● Problem description
Pictures do not belong in the copy; restate the records below word for word.

● Material
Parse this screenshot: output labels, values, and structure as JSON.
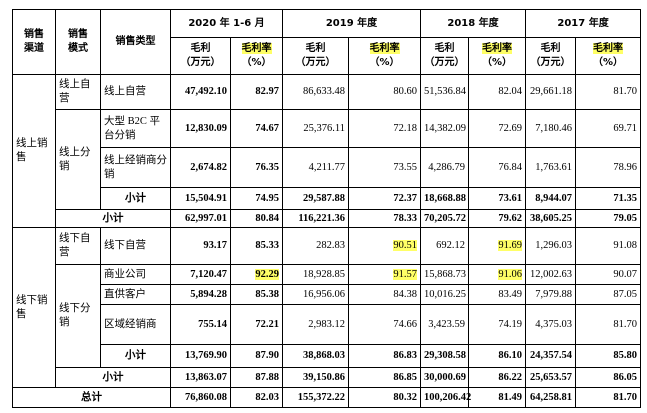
{
  "table": {
    "headers": [
      "销售渠道",
      "销售模式",
      "销售类型"
    ],
    "periods": [
      "2020 年 1-6 月",
      "2019 年度",
      "2018 年度",
      "2017 年度"
    ],
    "subheaders": [
      [
        "毛利",
        "（万元）"
      ],
      [
        "毛利率",
        "（%）"
      ]
    ],
    "channels": [
      "线上销售",
      "线下销售"
    ],
    "modes": [
      "线上自营",
      "线上分销",
      "线下自营",
      "线下分销"
    ],
    "rows": [
      {
        "type": "线上自营",
        "values": [
          "47,492.10",
          "82.97",
          "86,633.48",
          "80.60",
          "51,536.84",
          "82.04",
          "29,661.18",
          "81.70"
        ]
      },
      {
        "type": "大型 B2C 平台分销",
        "values": [
          "12,830.09",
          "74.67",
          "25,376.11",
          "72.18",
          "14,382.09",
          "72.69",
          "7,180.46",
          "69.71"
        ]
      },
      {
        "type": "线上经销商分销",
        "values": [
          "2,674.82",
          "76.35",
          "4,211.77",
          "73.55",
          "4,286.79",
          "76.84",
          "1,763.61",
          "78.96"
        ]
      },
      {
        "type": "小计",
        "values": [
          "15,504.91",
          "74.95",
          "29,587.88",
          "72.37",
          "18,668.88",
          "73.61",
          "8,944.07",
          "71.35"
        ]
      },
      {
        "type": "小计",
        "values": [
          "62,997.01",
          "80.84",
          "116,221.36",
          "78.33",
          "70,205.72",
          "79.62",
          "38,605.25",
          "79.05"
        ]
      },
      {
        "type": "线下自营",
        "values": [
          "93.17",
          "85.33",
          "282.83",
          "90.51",
          "692.12",
          "91.69",
          "1,296.03",
          "91.08"
        ]
      },
      {
        "type": "商业公司",
        "values": [
          "7,120.47",
          "92.29",
          "18,928.85",
          "91.57",
          "15,868.73",
          "91.06",
          "12,002.63",
          "90.07"
        ]
      },
      {
        "type": "直供客户",
        "values": [
          "5,894.28",
          "85.38",
          "16,956.06",
          "84.38",
          "10,016.25",
          "83.49",
          "7,979.88",
          "87.05"
        ]
      },
      {
        "type": "区域经销商",
        "values": [
          "755.14",
          "72.21",
          "2,983.12",
          "74.66",
          "3,423.59",
          "74.19",
          "4,375.03",
          "81.70"
        ]
      },
      {
        "type": "小计",
        "values": [
          "13,769.90",
          "87.90",
          "38,868.03",
          "86.83",
          "29,308.58",
          "86.10",
          "24,357.54",
          "85.80"
        ]
      },
      {
        "type": "小计",
        "values": [
          "13,863.07",
          "87.88",
          "39,150.86",
          "86.85",
          "30,000.69",
          "86.22",
          "25,653.57",
          "86.05"
        ]
      },
      {
        "type": "总计",
        "values": [
          "76,860.08",
          "82.03",
          "155,372.22",
          "80.32",
          "100,206.42",
          "81.49",
          "64,258.81",
          "81.70"
        ]
      }
    ]
  }
}
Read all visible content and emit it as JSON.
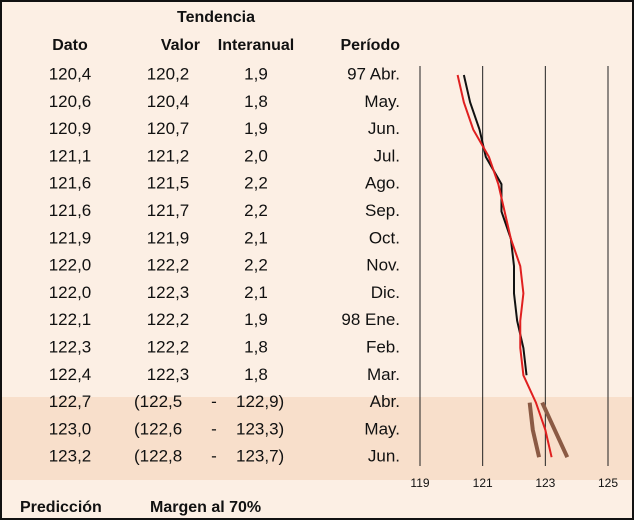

● Expected answer
Parse this screenshot: output labels, values, and structure as JSON.
{
  "table": {
    "headers": [
      "销售渠道",
      "销售模式",
      "销售类型"
    ],
    "periods": [
      "2020 年 1-6 月",
      "2019 年度",
      "2018 年度",
      "2017 年度"
    ],
    "subheaders": [
      [
        "毛利",
        "（万元）"
      ],
      [
        "毛利率",
        "（%）"
      ]
    ],
    "channels": [
      "线上销售",
      "线下销售"
    ],
    "modes": [
      "线上自营",
      "线上分销",
      "线下自营",
      "线下分销"
    ],
    "rows": [
      {
        "type": "线上自营",
        "values": [
          "47,492.10",
          "82.97",
          "86,633.48",
          "80.60",
          "51,536.84",
          "82.04",
          "29,661.18",
          "81.70"
        ]
      },
      {
        "type": "大型 B2C 平台分销",
        "values": [
          "12,830.09",
          "74.67",
          "25,376.11",
          "72.18",
          "14,382.09",
          "72.69",
          "7,180.46",
          "69.71"
        ]
      },
      {
        "type": "线上经销商分销",
        "values": [
          "2,674.82",
          "76.35",
          "4,211.77",
          "73.55",
          "4,286.79",
          "76.84",
          "1,763.61",
          "78.96"
        ]
      },
      {
        "type": "小计",
        "values": [
          "15,504.91",
          "74.95",
          "29,587.88",
          "72.37",
          "18,668.88",
          "73.61",
          "8,944.07",
          "71.35"
        ]
      },
      {
        "type": "小计",
        "values": [
          "62,997.01",
          "80.84",
          "116,221.36",
          "78.33",
          "70,205.72",
          "79.62",
          "38,605.25",
          "79.05"
        ]
      },
      {
        "type": "线下自营",
        "values": [
          "93.17",
          "85.33",
          "282.83",
          "90.51",
          "692.12",
          "91.69",
          "1,296.03",
          "91.08"
        ]
      },
      {
        "type": "商业公司",
        "values": [
          "7,120.47",
          "92.29",
          "18,928.85",
          "91.57",
          "15,868.73",
          "91.06",
          "12,002.63",
          "90.07"
        ]
      },
      {
        "type": "直供客户",
        "values": [
          "5,894.28",
          "85.38",
          "16,956.06",
          "84.38",
          "10,016.25",
          "83.49",
          "7,979.88",
          "87.05"
        ]
      },
      {
        "type": "区域经销商",
        "values": [
          "755.14",
          "72.21",
          "2,983.12",
          "74.66",
          "3,423.59",
          "74.19",
          "4,375.03",
          "81.70"
        ]
      },
      {
        "type": "小计",
        "values": [
          "13,769.90",
          "87.90",
          "38,868.03",
          "86.83",
          "29,308.58",
          "86.10",
          "24,357.54",
          "85.80"
        ]
      },
      {
        "type": "小计",
        "values": [
          "13,863.07",
          "87.88",
          "39,150.86",
          "86.85",
          "30,000.69",
          "86.22",
          "25,653.57",
          "86.05"
        ]
      },
      {
        "type": "总计",
        "values": [
          "76,860.08",
          "82.03",
          "155,372.22",
          "80.32",
          "100,206.42",
          "81.49",
          "64,258.81",
          "81.70"
        ]
      }
    ]
  }
}
Read all visible content and emit it as JSON.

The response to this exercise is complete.